## BEGIN Given passage

On Thursday I came across this article, which discusses the peer-reviewed journal article, “Fungi on Mars? Evidence of Growth and Behavior From Sequential Images”. As its pictures seemed to me to suggest fungal life active now on Mars, I tweeted “big news!” Over the next few days it got some quite negative news coverage, mainly complaining that the first author (out of 11 authors) had no prestigious affiliation and expressed other contrarian opinions, and also that the journal charged fees to authors.
I took two small supportive bets and then several people offered me much larger bets, while no one at all offered to bet on my side. That is a big classic clue that you are likely wrong, and so I am for now backing down on my likelihood estimates on this. And thus not (yet) accepting more bets. But to promote social information aggregation, let me try to explain the situation as I now see it. I’ll then listen to your reactions before deciding how to revise my estimates.
First, our priors are that early Mars and early Earth were nearly equally likely as places for life to arise, with Mars being habitable sooner. The rates at which life would have been transferred between the two places look high, though sixty times higher from Mars to Earth than from vice versa. Thus it seems nearly as likely that life started on Mars and then came to Earth, as that life started on Earth. And more likely than not, there was once some life on Mars.
Furthermore, studies that put today’s Earth life in Martian conditions find many that would survive and grow on Mars. So the only question is whether that sort of life ever arose on Mars, or was ever transferred from Earth to Mars. Yes, most of the Martian surface looks quite dead now, including most everything we’ve seen up close due to landers and rovers. But then so does most of the surface of Antartica look dead, but we know is it not all dead. So the chance of life somewhere on Mars now is pretty high; the question is just how common might be the few special places in which Martian life survives.
This new paper offers no single “smoking gun”, but instead offers a collection of pictures that are together suggestive. Some of the authors have been slowly collecting this evidence over many years, and have presented some of it before. The evidence they point to is at the edge of detectability, as you should expect from the fact that the usual view is that we haven’t yet seen life on Mars.
Now if you search though enough images, you’ll find a few strange ones, like the famous “face on mars”, or this one from Mars:

But when there’s just one weird image, with nothing else like it, we mostly should go with a random error theory, unless the image seems especially clear.
In the rest of this post I’ll go over three kinds of non-unique images, and for each compare a conventional explanation to the exotic explanation suggested by this new paper.
1. Okay, first, to me, this is most striking image in this new paper (from Fig. 30):

It shows several small round few-millimeter bulbs over different-colored pretty-straight longer-than-the-bulbs stalks, which have diameters less than half of the bulbs. While a few other images show similar scenes, this image is unique in having the sun and camera angles aligned well to put the shadows straight behind the stalks, so that we can more clearly see their relative sizes.

## END Given passage

■ Exercise set:
**A.** Do these statements agree with the Mars fungi post? (i) Life would have moved from Earth to Mars at a higher rate than from Mars to Earth. (ii) The new paper has 11 authors. (iii) The new paper presents one single "smoking gun." For each, answer yes or no and quote the words from the post that decide it.
**B.** Can you reproduce, word for word, the part of the Mars fungi post that opens with the words containing "Now if you search" and closes with "seems especially clear."?

## BEGIN Data excerpts

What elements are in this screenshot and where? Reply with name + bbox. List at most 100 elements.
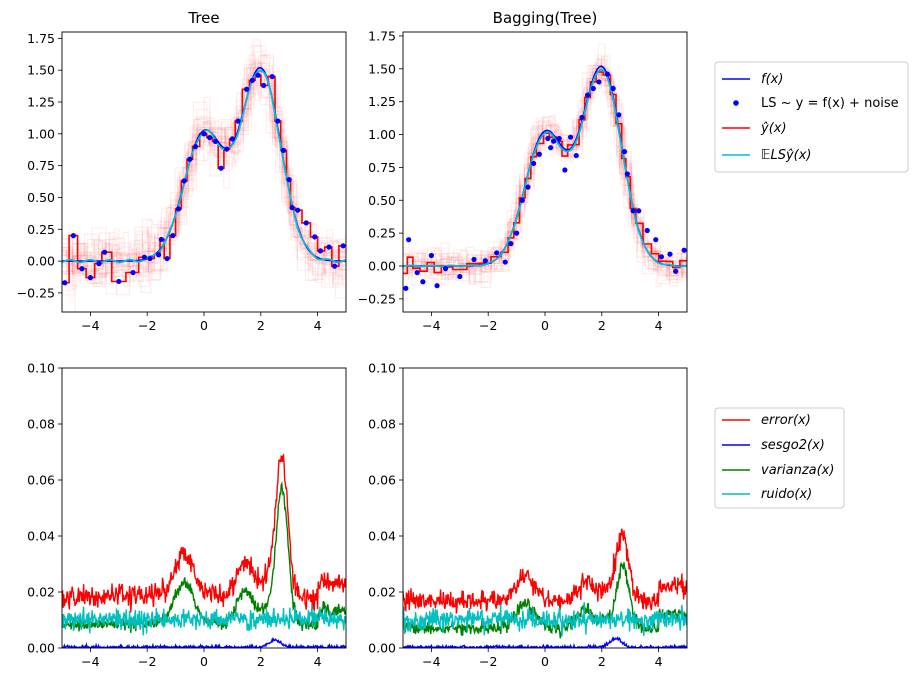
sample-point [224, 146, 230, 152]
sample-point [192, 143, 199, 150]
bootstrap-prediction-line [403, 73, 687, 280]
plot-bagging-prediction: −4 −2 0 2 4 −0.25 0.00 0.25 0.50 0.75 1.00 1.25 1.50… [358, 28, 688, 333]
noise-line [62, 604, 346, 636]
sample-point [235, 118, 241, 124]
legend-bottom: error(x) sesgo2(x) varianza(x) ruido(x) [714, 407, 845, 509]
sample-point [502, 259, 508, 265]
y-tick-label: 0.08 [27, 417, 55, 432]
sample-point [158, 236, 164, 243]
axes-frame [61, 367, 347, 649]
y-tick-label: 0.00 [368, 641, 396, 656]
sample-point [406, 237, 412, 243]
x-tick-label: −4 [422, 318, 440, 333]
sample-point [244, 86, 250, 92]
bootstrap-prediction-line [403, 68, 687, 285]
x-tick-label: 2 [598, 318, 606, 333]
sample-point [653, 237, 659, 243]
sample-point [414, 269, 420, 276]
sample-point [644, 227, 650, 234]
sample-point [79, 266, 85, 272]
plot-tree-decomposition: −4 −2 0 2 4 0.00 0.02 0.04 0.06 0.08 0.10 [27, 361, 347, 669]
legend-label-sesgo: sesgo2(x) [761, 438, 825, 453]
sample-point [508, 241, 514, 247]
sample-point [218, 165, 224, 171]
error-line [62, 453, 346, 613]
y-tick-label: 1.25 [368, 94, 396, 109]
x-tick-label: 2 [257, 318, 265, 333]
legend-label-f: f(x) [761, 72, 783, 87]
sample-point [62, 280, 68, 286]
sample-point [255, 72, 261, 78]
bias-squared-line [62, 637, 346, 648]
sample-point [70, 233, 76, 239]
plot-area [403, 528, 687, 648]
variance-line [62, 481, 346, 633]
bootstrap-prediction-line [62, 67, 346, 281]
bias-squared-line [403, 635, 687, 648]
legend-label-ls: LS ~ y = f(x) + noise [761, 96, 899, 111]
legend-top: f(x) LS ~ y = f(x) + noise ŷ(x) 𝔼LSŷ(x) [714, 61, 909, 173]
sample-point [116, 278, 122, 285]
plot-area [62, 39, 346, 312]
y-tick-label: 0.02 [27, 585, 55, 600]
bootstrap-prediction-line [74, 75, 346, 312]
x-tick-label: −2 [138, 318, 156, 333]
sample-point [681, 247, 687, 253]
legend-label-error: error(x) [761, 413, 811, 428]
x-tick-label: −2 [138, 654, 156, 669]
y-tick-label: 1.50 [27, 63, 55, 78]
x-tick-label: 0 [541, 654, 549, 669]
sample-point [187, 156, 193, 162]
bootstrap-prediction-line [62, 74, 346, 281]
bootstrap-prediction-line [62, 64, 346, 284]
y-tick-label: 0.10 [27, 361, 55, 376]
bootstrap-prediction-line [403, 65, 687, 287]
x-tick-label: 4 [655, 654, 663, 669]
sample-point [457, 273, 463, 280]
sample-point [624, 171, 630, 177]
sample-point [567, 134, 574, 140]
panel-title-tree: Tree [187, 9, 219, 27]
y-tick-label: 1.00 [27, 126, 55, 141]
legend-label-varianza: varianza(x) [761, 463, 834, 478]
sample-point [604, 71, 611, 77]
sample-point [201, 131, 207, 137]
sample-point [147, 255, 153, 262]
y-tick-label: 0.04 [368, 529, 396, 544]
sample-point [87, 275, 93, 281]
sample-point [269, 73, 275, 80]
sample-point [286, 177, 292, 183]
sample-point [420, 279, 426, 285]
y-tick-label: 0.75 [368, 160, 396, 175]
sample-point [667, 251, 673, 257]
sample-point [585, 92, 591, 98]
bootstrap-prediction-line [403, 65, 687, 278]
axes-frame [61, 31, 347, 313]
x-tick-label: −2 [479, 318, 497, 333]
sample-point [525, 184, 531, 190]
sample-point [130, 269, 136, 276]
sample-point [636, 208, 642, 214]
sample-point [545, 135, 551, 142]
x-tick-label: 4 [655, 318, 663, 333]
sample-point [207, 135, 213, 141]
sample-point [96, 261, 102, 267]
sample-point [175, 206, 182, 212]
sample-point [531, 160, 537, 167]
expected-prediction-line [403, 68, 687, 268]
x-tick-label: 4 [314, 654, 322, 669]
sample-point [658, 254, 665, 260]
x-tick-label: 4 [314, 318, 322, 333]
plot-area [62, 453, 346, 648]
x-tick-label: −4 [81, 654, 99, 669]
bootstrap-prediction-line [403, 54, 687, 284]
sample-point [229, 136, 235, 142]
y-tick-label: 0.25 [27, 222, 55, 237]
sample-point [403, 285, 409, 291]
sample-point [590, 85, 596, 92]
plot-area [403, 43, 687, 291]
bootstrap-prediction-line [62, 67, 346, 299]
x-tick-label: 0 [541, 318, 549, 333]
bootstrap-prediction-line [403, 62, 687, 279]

## END Data excerpts

■ Task responses:
**A.**
(i) No: "sixty times higher from Mars to Earth than from vice versa"
(ii) Yes: "the first author (out of 11 authors)"
(iii) No: "This new paper offers no single “smoking gun”, but instead offers a collection of pictures that are together suggestive."

**B.**
Now if you search though enough images, you’ll find a few strange ones, like the famous “face on mars”, or this one from Mars:

But when there’s just one weird image, with nothing else like it, we mostly should go with a random error theory, unless the image seems especially clear.